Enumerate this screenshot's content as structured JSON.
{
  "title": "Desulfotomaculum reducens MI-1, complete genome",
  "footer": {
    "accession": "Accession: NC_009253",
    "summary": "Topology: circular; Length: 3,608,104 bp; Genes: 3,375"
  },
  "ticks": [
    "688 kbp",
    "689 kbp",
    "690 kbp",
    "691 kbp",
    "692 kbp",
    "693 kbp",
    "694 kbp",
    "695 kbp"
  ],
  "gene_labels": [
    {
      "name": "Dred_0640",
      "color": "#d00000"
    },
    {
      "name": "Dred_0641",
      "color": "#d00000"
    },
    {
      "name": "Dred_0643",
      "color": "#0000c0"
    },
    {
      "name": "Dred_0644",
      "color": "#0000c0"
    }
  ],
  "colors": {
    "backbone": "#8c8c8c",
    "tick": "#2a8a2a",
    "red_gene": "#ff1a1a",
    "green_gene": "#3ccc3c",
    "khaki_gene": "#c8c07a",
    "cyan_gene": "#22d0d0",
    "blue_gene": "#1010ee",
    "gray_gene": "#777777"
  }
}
-----
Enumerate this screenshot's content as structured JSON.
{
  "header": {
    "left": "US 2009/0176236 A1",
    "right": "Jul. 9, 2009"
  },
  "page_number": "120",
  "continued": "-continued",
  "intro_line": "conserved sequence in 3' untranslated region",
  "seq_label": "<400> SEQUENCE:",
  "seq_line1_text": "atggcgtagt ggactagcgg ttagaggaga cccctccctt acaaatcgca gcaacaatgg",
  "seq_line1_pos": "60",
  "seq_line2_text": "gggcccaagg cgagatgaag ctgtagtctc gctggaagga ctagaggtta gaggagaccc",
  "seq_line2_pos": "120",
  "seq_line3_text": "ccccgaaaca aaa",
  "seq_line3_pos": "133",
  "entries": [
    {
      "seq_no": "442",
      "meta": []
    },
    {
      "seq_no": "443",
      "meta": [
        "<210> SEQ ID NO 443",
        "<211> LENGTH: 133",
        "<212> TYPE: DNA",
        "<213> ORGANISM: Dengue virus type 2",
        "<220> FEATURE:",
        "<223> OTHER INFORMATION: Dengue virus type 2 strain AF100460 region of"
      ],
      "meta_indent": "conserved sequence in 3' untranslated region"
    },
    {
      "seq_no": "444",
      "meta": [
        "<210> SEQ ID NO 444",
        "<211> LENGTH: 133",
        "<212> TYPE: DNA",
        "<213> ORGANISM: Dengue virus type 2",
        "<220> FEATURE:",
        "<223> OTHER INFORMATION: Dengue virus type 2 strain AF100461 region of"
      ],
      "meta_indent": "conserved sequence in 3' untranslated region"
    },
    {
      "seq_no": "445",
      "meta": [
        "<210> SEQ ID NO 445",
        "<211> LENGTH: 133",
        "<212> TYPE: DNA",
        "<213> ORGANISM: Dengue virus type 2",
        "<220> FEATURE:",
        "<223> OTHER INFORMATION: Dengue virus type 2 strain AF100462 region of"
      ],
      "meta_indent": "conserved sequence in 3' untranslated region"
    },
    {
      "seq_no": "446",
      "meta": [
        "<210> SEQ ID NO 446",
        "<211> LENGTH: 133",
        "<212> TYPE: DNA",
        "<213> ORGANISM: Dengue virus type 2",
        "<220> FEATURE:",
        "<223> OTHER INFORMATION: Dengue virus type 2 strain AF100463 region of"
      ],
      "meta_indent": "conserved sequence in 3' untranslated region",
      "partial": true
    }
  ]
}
-----
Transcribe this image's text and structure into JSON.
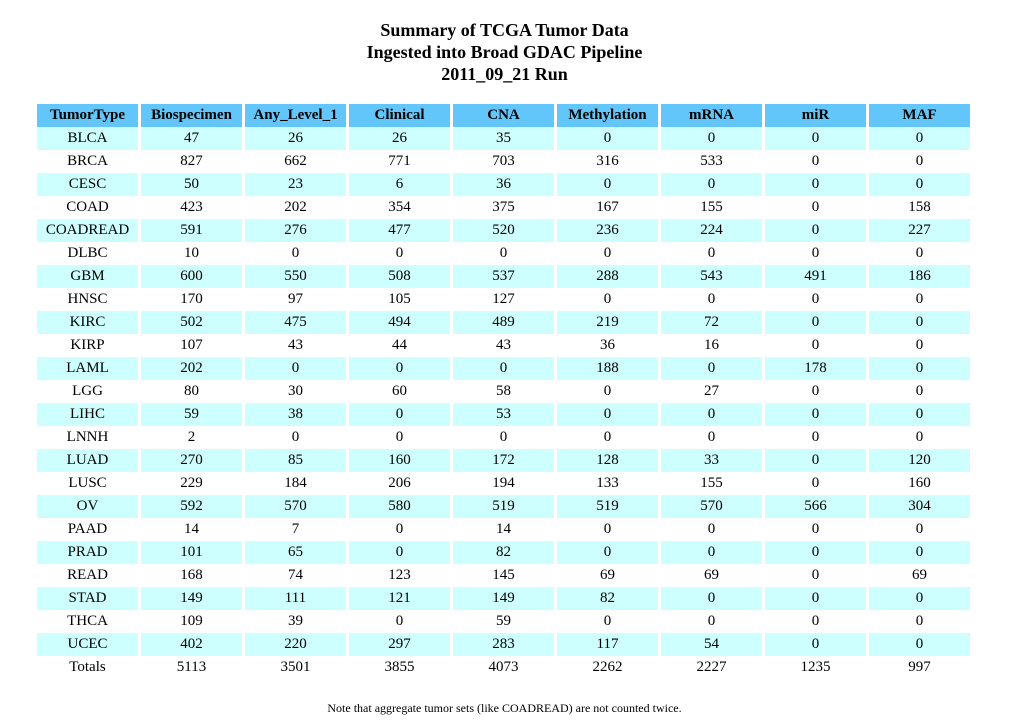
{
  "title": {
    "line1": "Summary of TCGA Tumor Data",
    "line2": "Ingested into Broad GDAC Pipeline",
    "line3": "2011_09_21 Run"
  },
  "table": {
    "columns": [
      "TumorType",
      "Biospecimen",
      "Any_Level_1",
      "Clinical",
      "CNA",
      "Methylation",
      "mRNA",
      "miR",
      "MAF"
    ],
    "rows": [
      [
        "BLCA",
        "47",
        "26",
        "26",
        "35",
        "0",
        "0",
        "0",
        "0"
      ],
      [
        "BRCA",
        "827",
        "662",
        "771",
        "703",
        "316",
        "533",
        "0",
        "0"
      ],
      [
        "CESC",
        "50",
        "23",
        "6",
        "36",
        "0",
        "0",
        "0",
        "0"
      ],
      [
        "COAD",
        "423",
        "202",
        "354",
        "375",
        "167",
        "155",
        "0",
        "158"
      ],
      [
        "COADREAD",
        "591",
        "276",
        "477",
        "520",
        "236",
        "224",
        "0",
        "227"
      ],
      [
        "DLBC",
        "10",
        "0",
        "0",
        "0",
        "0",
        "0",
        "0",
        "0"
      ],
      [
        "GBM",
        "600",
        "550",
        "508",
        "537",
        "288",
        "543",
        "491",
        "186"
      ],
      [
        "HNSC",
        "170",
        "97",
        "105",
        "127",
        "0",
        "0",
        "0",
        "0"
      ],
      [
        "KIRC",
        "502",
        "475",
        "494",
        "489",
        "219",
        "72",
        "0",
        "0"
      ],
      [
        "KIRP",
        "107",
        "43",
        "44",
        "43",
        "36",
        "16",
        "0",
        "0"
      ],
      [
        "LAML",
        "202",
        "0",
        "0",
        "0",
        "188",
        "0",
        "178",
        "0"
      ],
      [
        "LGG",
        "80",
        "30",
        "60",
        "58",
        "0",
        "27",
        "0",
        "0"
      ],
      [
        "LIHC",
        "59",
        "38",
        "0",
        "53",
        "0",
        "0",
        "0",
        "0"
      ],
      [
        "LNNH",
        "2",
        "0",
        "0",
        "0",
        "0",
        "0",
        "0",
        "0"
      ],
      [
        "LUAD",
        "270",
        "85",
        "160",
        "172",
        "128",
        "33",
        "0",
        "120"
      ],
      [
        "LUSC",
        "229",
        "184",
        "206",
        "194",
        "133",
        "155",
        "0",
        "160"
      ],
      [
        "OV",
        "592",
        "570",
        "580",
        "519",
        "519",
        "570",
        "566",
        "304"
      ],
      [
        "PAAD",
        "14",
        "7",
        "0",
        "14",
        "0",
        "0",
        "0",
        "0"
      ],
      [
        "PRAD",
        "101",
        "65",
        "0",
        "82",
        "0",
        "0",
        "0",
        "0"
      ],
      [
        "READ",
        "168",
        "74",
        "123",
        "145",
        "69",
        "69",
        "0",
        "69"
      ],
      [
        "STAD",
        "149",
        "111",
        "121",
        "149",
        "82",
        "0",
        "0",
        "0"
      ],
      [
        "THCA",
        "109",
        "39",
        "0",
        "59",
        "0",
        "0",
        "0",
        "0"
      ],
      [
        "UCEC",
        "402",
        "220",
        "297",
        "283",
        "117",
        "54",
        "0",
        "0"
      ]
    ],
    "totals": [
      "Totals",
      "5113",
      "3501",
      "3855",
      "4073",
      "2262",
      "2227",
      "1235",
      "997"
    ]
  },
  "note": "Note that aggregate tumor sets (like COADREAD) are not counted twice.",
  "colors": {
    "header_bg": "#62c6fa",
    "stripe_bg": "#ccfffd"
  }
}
-----
▶ _Task goal_
Tally up the lines holding the string "into" in the data above, and respond with nothing but the number.

▶ _Solution to this exercise_
2